Records for this task:

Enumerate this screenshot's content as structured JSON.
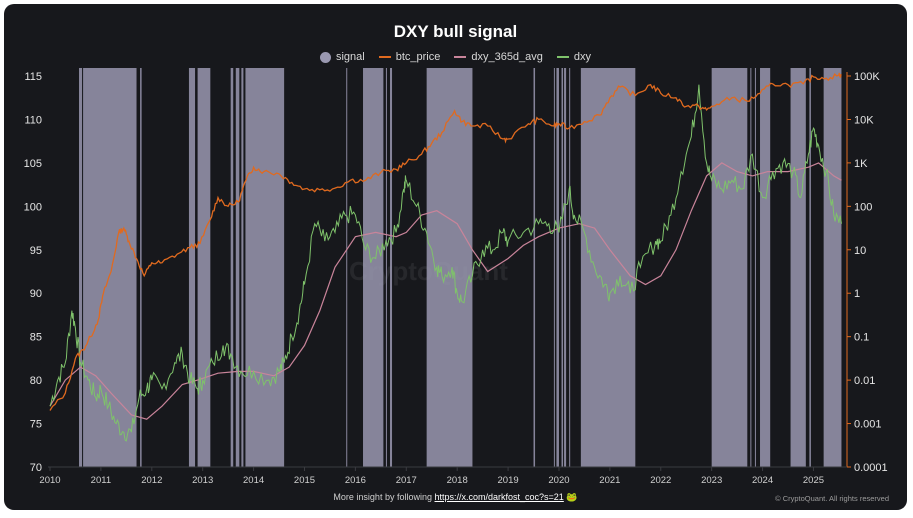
{
  "chart_data": {
    "type": "line",
    "title": "DXY bull signal",
    "legend": [
      {
        "name": "signal",
        "color": "#9a98b0",
        "kind": "area"
      },
      {
        "name": "btc_price",
        "color": "#e06a1f",
        "kind": "line"
      },
      {
        "name": "dxy_365d_avg",
        "color": "#c9849a",
        "kind": "line"
      },
      {
        "name": "dxy",
        "color": "#7fc26b",
        "kind": "line"
      }
    ],
    "x_ticks": [
      "2010",
      "2011",
      "2012",
      "2013",
      "2014",
      "2015",
      "2016",
      "2017",
      "2018",
      "2019",
      "2020",
      "2021",
      "2022",
      "2023",
      "2024",
      "2025"
    ],
    "x_range": [
      2010.0,
      2025.6
    ],
    "y_left": {
      "ticks": [
        "115",
        "110",
        "105",
        "100",
        "95",
        "90",
        "85",
        "80",
        "75",
        "70"
      ],
      "range": [
        70,
        115
      ]
    },
    "y_right": {
      "ticks": [
        "100K",
        "10K",
        "1K",
        "100",
        "10",
        "1",
        "0.1",
        "0.01",
        "0.001",
        "0.0001"
      ],
      "log_range": [
        -4,
        5
      ],
      "scale": "log"
    },
    "series": [
      {
        "name": "dxy",
        "points": [
          [
            2010.0,
            77
          ],
          [
            2010.15,
            80
          ],
          [
            2010.3,
            82
          ],
          [
            2010.43,
            88
          ],
          [
            2010.5,
            86
          ],
          [
            2010.6,
            82
          ],
          [
            2010.75,
            80
          ],
          [
            2010.9,
            78
          ],
          [
            2011.0,
            79
          ],
          [
            2011.15,
            77
          ],
          [
            2011.3,
            75
          ],
          [
            2011.45,
            74
          ],
          [
            2011.6,
            74
          ],
          [
            2011.75,
            78
          ],
          [
            2011.9,
            79
          ],
          [
            2012.0,
            80
          ],
          [
            2012.2,
            79
          ],
          [
            2012.45,
            82
          ],
          [
            2012.6,
            83
          ],
          [
            2012.75,
            80
          ],
          [
            2012.9,
            79
          ],
          [
            2013.0,
            80
          ],
          [
            2013.2,
            82
          ],
          [
            2013.4,
            84
          ],
          [
            2013.55,
            83
          ],
          [
            2013.75,
            81
          ],
          [
            2014.0,
            81
          ],
          [
            2014.3,
            80
          ],
          [
            2014.5,
            81
          ],
          [
            2014.6,
            82
          ],
          [
            2014.75,
            85
          ],
          [
            2014.9,
            88
          ],
          [
            2015.0,
            91
          ],
          [
            2015.2,
            98
          ],
          [
            2015.4,
            96
          ],
          [
            2015.6,
            97
          ],
          [
            2015.8,
            99
          ],
          [
            2016.0,
            99
          ],
          [
            2016.2,
            95
          ],
          [
            2016.4,
            94
          ],
          [
            2016.6,
            96
          ],
          [
            2016.8,
            97
          ],
          [
            2016.95,
            102
          ],
          [
            2017.0,
            103
          ],
          [
            2017.2,
            100
          ],
          [
            2017.4,
            97
          ],
          [
            2017.6,
            93
          ],
          [
            2017.7,
            92
          ],
          [
            2017.9,
            93
          ],
          [
            2018.0,
            90
          ],
          [
            2018.1,
            89
          ],
          [
            2018.3,
            92
          ],
          [
            2018.5,
            95
          ],
          [
            2018.7,
            95
          ],
          [
            2018.9,
            97
          ],
          [
            2019.0,
            96
          ],
          [
            2019.3,
            97
          ],
          [
            2019.6,
            98
          ],
          [
            2019.8,
            98
          ],
          [
            2020.0,
            97
          ],
          [
            2020.2,
            102
          ],
          [
            2020.3,
            99
          ],
          [
            2020.5,
            97
          ],
          [
            2020.7,
            93
          ],
          [
            2020.9,
            91
          ],
          [
            2021.0,
            90
          ],
          [
            2021.2,
            92
          ],
          [
            2021.4,
            90
          ],
          [
            2021.6,
            93
          ],
          [
            2021.9,
            96
          ],
          [
            2022.0,
            96
          ],
          [
            2022.2,
            99
          ],
          [
            2022.4,
            104
          ],
          [
            2022.6,
            108
          ],
          [
            2022.75,
            114
          ],
          [
            2022.9,
            105
          ],
          [
            2023.0,
            103
          ],
          [
            2023.2,
            102
          ],
          [
            2023.4,
            103
          ],
          [
            2023.6,
            102
          ],
          [
            2023.8,
            106
          ],
          [
            2024.0,
            101
          ],
          [
            2024.2,
            104
          ],
          [
            2024.4,
            105
          ],
          [
            2024.6,
            104
          ],
          [
            2024.75,
            101
          ],
          [
            2024.9,
            106
          ],
          [
            2025.0,
            109
          ],
          [
            2025.1,
            107
          ],
          [
            2025.25,
            104
          ],
          [
            2025.4,
            99
          ],
          [
            2025.55,
            98
          ]
        ]
      },
      {
        "name": "dxy_365d_avg",
        "points": [
          [
            2010.0,
            77
          ],
          [
            2010.3,
            80
          ],
          [
            2010.6,
            81.5
          ],
          [
            2010.9,
            80.5
          ],
          [
            2011.2,
            78.5
          ],
          [
            2011.6,
            76
          ],
          [
            2011.9,
            75.5
          ],
          [
            2012.2,
            77
          ],
          [
            2012.6,
            79.5
          ],
          [
            2012.9,
            80
          ],
          [
            2013.3,
            80.8
          ],
          [
            2013.7,
            81
          ],
          [
            2014.0,
            81
          ],
          [
            2014.4,
            80.5
          ],
          [
            2014.7,
            81.5
          ],
          [
            2015.0,
            84
          ],
          [
            2015.3,
            88
          ],
          [
            2015.6,
            93
          ],
          [
            2016.0,
            96.5
          ],
          [
            2016.4,
            97
          ],
          [
            2016.8,
            96.5
          ],
          [
            2017.0,
            97
          ],
          [
            2017.3,
            99
          ],
          [
            2017.6,
            99.5
          ],
          [
            2018.0,
            98
          ],
          [
            2018.3,
            95
          ],
          [
            2018.6,
            92.5
          ],
          [
            2019.0,
            94
          ],
          [
            2019.3,
            95.5
          ],
          [
            2019.6,
            96.5
          ],
          [
            2020.0,
            97.5
          ],
          [
            2020.4,
            98
          ],
          [
            2020.7,
            97.5
          ],
          [
            2021.0,
            95
          ],
          [
            2021.4,
            92
          ],
          [
            2021.7,
            91
          ],
          [
            2022.0,
            92
          ],
          [
            2022.3,
            95
          ],
          [
            2022.6,
            99.5
          ],
          [
            2022.9,
            103.5
          ],
          [
            2023.2,
            105
          ],
          [
            2023.5,
            104
          ],
          [
            2023.8,
            103.5
          ],
          [
            2024.1,
            104
          ],
          [
            2024.5,
            104
          ],
          [
            2024.9,
            104.5
          ],
          [
            2025.1,
            105
          ],
          [
            2025.4,
            103.5
          ],
          [
            2025.55,
            103
          ]
        ]
      },
      {
        "name": "btc_price_log10",
        "points": [
          [
            2010.0,
            -2.7
          ],
          [
            2010.3,
            -2.3
          ],
          [
            2010.5,
            -1.5
          ],
          [
            2010.65,
            -1.3
          ],
          [
            2010.8,
            -1.0
          ],
          [
            2010.95,
            -0.6
          ],
          [
            2011.05,
            0.0
          ],
          [
            2011.2,
            0.5
          ],
          [
            2011.35,
            1.4
          ],
          [
            2011.45,
            1.5
          ],
          [
            2011.55,
            1.2
          ],
          [
            2011.7,
            0.8
          ],
          [
            2011.85,
            0.4
          ],
          [
            2012.0,
            0.7
          ],
          [
            2012.2,
            0.7
          ],
          [
            2012.5,
            0.9
          ],
          [
            2012.75,
            1.05
          ],
          [
            2012.95,
            1.15
          ],
          [
            2013.15,
            1.7
          ],
          [
            2013.3,
            2.2
          ],
          [
            2013.5,
            2.0
          ],
          [
            2013.7,
            2.1
          ],
          [
            2013.85,
            2.6
          ],
          [
            2014.0,
            2.9
          ],
          [
            2014.2,
            2.8
          ],
          [
            2014.5,
            2.75
          ],
          [
            2014.75,
            2.55
          ],
          [
            2015.0,
            2.4
          ],
          [
            2015.3,
            2.38
          ],
          [
            2015.6,
            2.42
          ],
          [
            2015.9,
            2.6
          ],
          [
            2016.2,
            2.6
          ],
          [
            2016.5,
            2.78
          ],
          [
            2016.8,
            2.85
          ],
          [
            2017.0,
            3.0
          ],
          [
            2017.3,
            3.2
          ],
          [
            2017.5,
            3.45
          ],
          [
            2017.7,
            3.7
          ],
          [
            2017.95,
            4.2
          ],
          [
            2018.1,
            3.95
          ],
          [
            2018.3,
            3.85
          ],
          [
            2018.6,
            3.85
          ],
          [
            2018.9,
            3.55
          ],
          [
            2019.0,
            3.55
          ],
          [
            2019.4,
            3.9
          ],
          [
            2019.6,
            4.0
          ],
          [
            2019.9,
            3.85
          ],
          [
            2020.0,
            3.9
          ],
          [
            2020.2,
            3.8
          ],
          [
            2020.5,
            3.95
          ],
          [
            2020.8,
            4.1
          ],
          [
            2021.0,
            4.5
          ],
          [
            2021.2,
            4.75
          ],
          [
            2021.5,
            4.55
          ],
          [
            2021.8,
            4.8
          ],
          [
            2022.0,
            4.6
          ],
          [
            2022.3,
            4.5
          ],
          [
            2022.5,
            4.3
          ],
          [
            2022.75,
            4.3
          ],
          [
            2022.9,
            4.22
          ],
          [
            2023.1,
            4.35
          ],
          [
            2023.4,
            4.5
          ],
          [
            2023.7,
            4.42
          ],
          [
            2023.95,
            4.6
          ],
          [
            2024.2,
            4.82
          ],
          [
            2024.5,
            4.8
          ],
          [
            2024.8,
            4.82
          ],
          [
            2025.0,
            4.98
          ],
          [
            2025.25,
            4.95
          ],
          [
            2025.5,
            5.02
          ],
          [
            2025.55,
            5.03
          ]
        ]
      }
    ],
    "signal_bands": [
      [
        2010.57,
        2010.63
      ],
      [
        2010.65,
        2011.7
      ],
      [
        2011.77,
        2011.8
      ],
      [
        2012.73,
        2012.85
      ],
      [
        2012.9,
        2013.15
      ],
      [
        2013.55,
        2013.6
      ],
      [
        2013.65,
        2013.72
      ],
      [
        2013.76,
        2013.8
      ],
      [
        2013.84,
        2014.6
      ],
      [
        2015.82,
        2015.84
      ],
      [
        2016.15,
        2016.55
      ],
      [
        2016.6,
        2016.62
      ],
      [
        2016.68,
        2016.72
      ],
      [
        2017.4,
        2018.3
      ],
      [
        2019.5,
        2019.53
      ],
      [
        2019.9,
        2019.92
      ],
      [
        2019.95,
        2020.0
      ],
      [
        2020.05,
        2020.08
      ],
      [
        2020.1,
        2020.14
      ],
      [
        2020.2,
        2020.22
      ],
      [
        2020.43,
        2021.5
      ],
      [
        2023.0,
        2023.7
      ],
      [
        2023.76,
        2023.78
      ],
      [
        2023.85,
        2023.87
      ],
      [
        2023.95,
        2024.15
      ],
      [
        2024.55,
        2024.85
      ],
      [
        2024.92,
        2024.95
      ],
      [
        2025.2,
        2025.55
      ]
    ]
  },
  "header": {
    "title": "DXY bull signal"
  },
  "legend": {
    "signal": "signal",
    "btc_price": "btc_price",
    "dxy_avg": "dxy_365d_avg",
    "dxy": "dxy"
  },
  "footer": {
    "text": "More insight by following",
    "link": "https://x.com/darkfost_coc?s=21",
    "emoji": "🐸",
    "copyright": "© CryptoQuant. All rights reserved"
  },
  "watermark": "CryptoQuant"
}
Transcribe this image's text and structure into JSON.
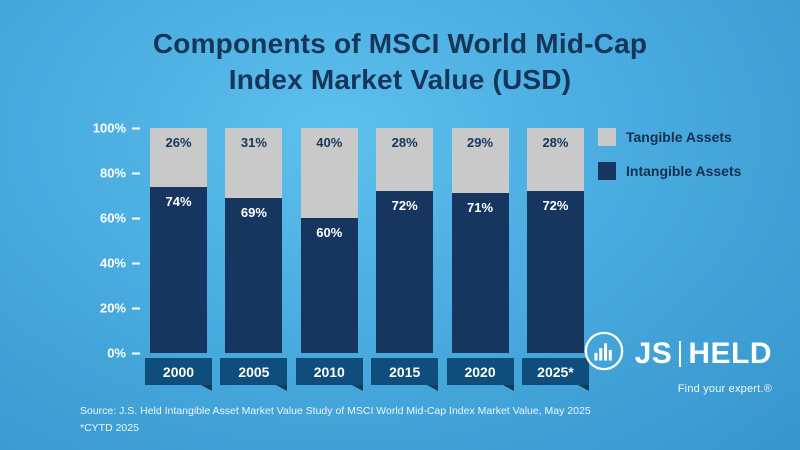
{
  "title": {
    "line1": "Components of MSCI World Mid-Cap",
    "line2": "Index Market Value (USD)"
  },
  "chart_data": {
    "type": "bar",
    "stacked": true,
    "title": "Components of MSCI World Mid-Cap Index Market Value (USD)",
    "categories": [
      "2000",
      "2005",
      "2010",
      "2015",
      "2020",
      "2025*"
    ],
    "series": [
      {
        "name": "Intangible Assets",
        "values": [
          74,
          69,
          60,
          72,
          71,
          72
        ],
        "color": "#16365f"
      },
      {
        "name": "Tangible Assets",
        "values": [
          26,
          31,
          40,
          28,
          29,
          28
        ],
        "color": "#c9c9c9"
      }
    ],
    "y_ticks": [
      "0%",
      "20%",
      "40%",
      "60%",
      "80%",
      "100%"
    ],
    "ylim": [
      0,
      100
    ],
    "grid": false,
    "legend_position": "top-right",
    "value_label_suffix": "%"
  },
  "legend": [
    {
      "label": "Tangible Assets",
      "color": "#c9c9c9"
    },
    {
      "label": "Intangible Assets",
      "color": "#16365f"
    }
  ],
  "colors": {
    "background_top": "#5ec0ec",
    "background_bottom": "#3795cb",
    "title_text": "#15355a",
    "intangible_bar": "#16365f",
    "tangible_bar": "#c9c9c9",
    "pedestal": "#0e4d7c",
    "tangible_value_text": "#17365c",
    "axis_text": "#ffffff"
  },
  "footer": {
    "source_line": "Source: J.S. Held Intangible Asset Market Value Study of MSCI World Mid-Cap Index Market Value, May 2025",
    "note_line": "*CYTD 2025"
  },
  "logo": {
    "text_js": "JS",
    "text_held": "HELD",
    "tagline": "Find your expert.®"
  }
}
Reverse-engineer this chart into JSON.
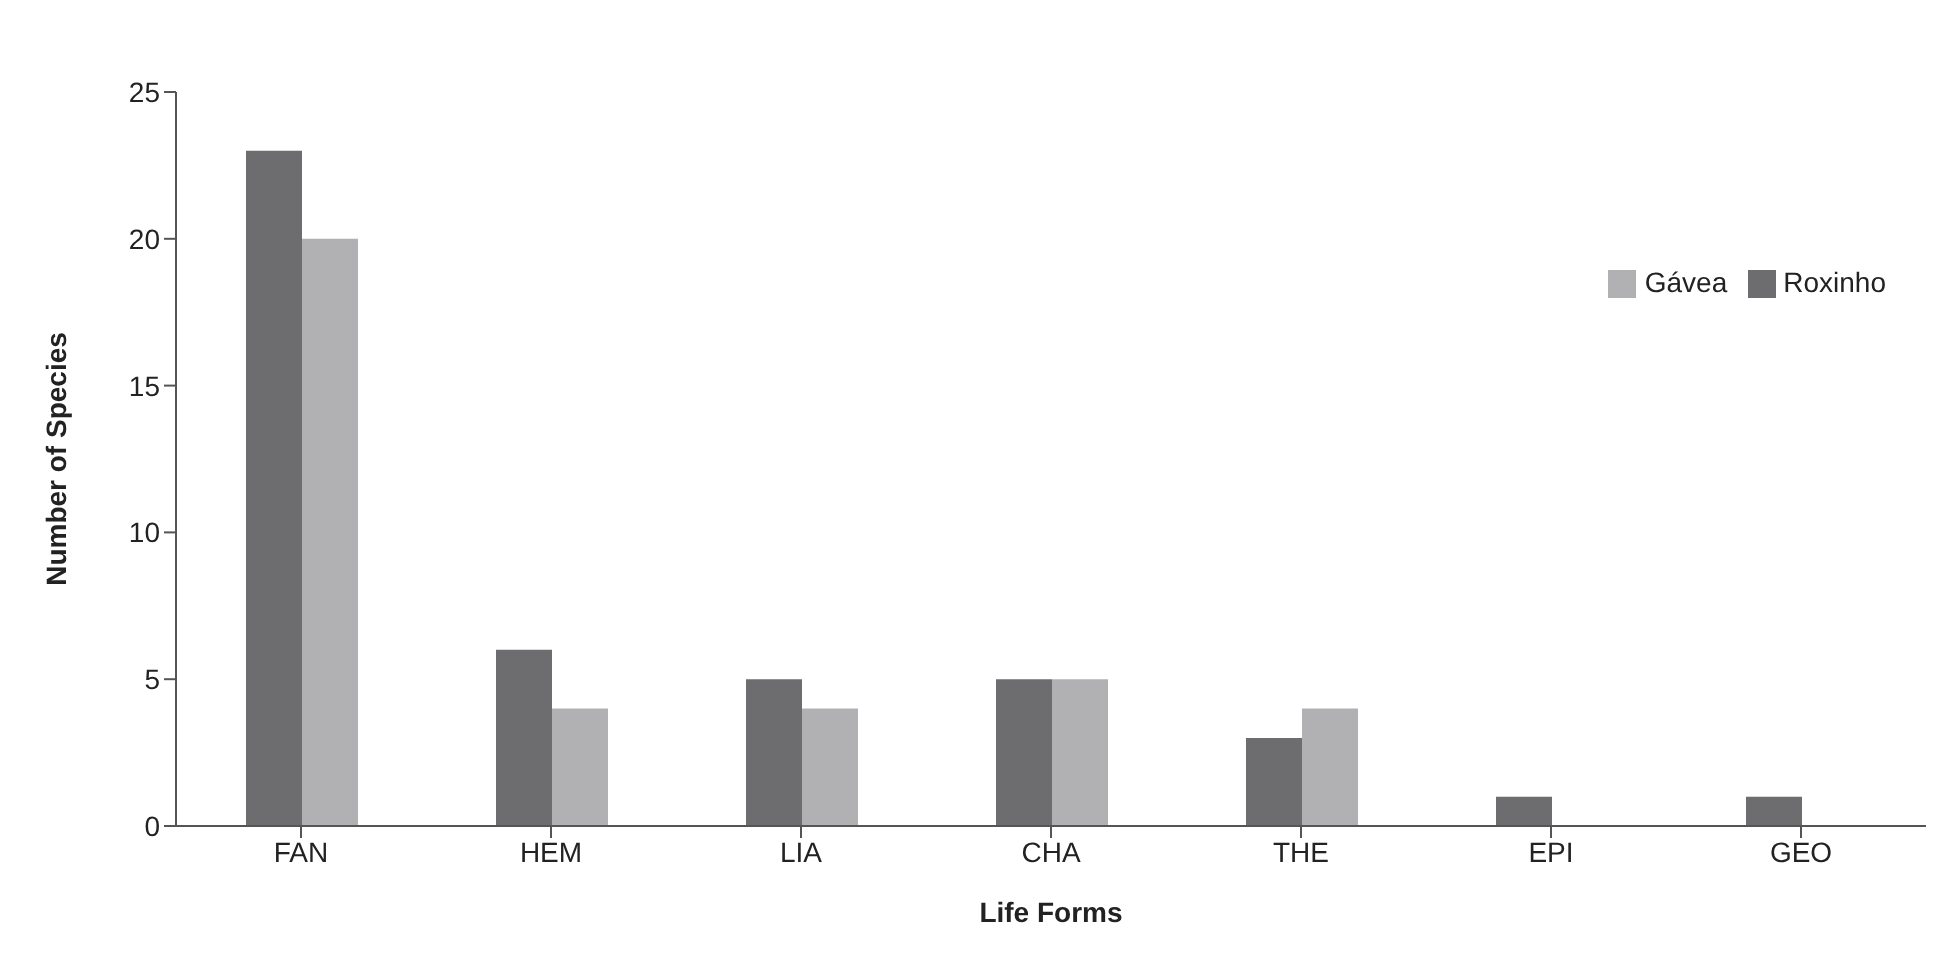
{
  "chart_data": {
    "type": "bar",
    "xlabel": "Life Forms",
    "ylabel": "Number of Species",
    "categories": [
      "FAN",
      "HEM",
      "LIA",
      "CHA",
      "THE",
      "EPI",
      "GEO"
    ],
    "series": [
      {
        "name": "Roxinho",
        "color": "#6d6d6f",
        "values": [
          23,
          6,
          5,
          5,
          3,
          1,
          1
        ]
      },
      {
        "name": "Gávea",
        "color": "#b1b1b3",
        "values": [
          20,
          4,
          4,
          5,
          4,
          0,
          0
        ]
      }
    ],
    "ylim": [
      0,
      25
    ],
    "yticks": [
      0,
      5,
      10,
      15,
      20,
      25
    ],
    "grid": false,
    "legend": "top right"
  }
}
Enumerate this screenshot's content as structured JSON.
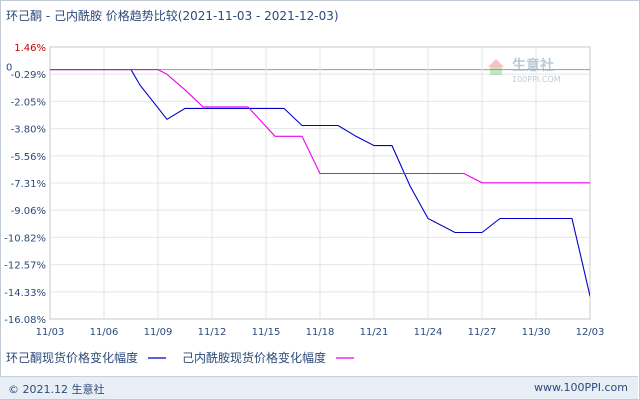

Work to be completed: Tally the lines of the data that contain the string "into" and report the total alone.

Output below: 2